(begin)

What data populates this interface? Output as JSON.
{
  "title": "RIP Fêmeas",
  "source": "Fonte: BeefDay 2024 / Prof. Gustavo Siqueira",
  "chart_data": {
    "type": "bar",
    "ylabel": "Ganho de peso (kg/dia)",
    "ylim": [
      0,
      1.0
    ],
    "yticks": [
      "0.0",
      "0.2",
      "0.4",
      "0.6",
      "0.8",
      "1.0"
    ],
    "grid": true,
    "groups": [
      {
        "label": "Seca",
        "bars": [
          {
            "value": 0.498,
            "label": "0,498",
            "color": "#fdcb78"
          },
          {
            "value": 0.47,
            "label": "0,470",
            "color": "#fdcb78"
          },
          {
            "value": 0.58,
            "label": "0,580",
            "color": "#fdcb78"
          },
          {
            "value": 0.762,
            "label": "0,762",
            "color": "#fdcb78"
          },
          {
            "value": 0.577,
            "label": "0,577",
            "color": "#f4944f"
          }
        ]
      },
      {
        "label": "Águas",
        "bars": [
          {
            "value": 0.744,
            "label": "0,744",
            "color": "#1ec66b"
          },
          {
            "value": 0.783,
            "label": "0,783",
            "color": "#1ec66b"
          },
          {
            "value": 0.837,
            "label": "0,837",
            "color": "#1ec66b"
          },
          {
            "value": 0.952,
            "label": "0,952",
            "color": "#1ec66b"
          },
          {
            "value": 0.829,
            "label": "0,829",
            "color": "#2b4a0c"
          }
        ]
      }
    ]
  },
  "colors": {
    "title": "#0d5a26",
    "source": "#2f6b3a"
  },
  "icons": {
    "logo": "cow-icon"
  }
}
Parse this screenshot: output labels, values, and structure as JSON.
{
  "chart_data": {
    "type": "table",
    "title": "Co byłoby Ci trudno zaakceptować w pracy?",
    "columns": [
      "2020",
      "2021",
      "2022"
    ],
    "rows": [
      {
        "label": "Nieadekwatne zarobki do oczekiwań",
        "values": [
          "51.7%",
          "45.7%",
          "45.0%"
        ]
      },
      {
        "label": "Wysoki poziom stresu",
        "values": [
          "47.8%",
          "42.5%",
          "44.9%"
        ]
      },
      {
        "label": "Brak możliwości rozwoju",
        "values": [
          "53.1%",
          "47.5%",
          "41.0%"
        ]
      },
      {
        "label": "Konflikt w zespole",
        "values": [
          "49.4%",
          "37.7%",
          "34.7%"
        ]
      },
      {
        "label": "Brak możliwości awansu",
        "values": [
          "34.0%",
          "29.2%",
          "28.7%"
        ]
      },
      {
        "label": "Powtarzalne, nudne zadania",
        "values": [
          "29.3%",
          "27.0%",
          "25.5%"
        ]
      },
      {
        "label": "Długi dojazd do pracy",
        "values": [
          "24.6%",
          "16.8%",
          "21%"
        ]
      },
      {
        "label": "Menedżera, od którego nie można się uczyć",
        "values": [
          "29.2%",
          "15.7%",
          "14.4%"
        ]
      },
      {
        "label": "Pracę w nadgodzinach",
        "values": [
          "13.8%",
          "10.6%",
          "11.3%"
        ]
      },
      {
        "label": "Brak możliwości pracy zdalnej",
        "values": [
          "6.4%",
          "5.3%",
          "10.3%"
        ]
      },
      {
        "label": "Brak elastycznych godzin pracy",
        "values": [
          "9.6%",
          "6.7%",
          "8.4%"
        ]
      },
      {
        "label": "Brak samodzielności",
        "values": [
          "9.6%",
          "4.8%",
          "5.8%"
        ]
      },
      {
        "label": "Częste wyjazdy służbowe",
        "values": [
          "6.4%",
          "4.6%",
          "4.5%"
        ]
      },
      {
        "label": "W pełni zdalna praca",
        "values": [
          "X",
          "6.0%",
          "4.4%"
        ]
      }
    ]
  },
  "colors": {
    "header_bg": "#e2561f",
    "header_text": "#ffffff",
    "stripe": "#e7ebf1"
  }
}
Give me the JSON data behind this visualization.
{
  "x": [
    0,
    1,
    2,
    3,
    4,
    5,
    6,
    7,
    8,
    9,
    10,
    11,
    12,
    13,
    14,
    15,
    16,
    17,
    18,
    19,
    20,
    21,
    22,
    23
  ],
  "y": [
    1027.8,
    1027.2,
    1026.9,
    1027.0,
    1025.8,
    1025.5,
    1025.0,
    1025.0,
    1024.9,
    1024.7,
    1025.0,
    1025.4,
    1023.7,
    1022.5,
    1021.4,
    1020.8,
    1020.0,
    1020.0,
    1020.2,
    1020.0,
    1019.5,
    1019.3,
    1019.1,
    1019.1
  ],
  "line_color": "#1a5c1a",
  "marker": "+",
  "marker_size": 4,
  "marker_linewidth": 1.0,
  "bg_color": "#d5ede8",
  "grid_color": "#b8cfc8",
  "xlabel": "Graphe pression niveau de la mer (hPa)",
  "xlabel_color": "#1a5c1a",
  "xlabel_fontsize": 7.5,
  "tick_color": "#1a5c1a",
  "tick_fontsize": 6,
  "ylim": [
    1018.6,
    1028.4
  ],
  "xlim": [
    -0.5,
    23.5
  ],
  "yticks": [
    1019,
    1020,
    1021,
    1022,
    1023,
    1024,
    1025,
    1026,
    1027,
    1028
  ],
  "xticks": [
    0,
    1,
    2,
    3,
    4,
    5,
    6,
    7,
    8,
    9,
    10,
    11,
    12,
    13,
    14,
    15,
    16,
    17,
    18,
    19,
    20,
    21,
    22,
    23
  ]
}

(end)

INSTRUCTIONS FOR THE TASK =
Above are the records. Copy every line in them holding "source".

THE RESPONSE =
  "source": "Fonte: BeefDay 2024 / Prof. Gustavo Siqueira",
    "source": "#2f6b3a"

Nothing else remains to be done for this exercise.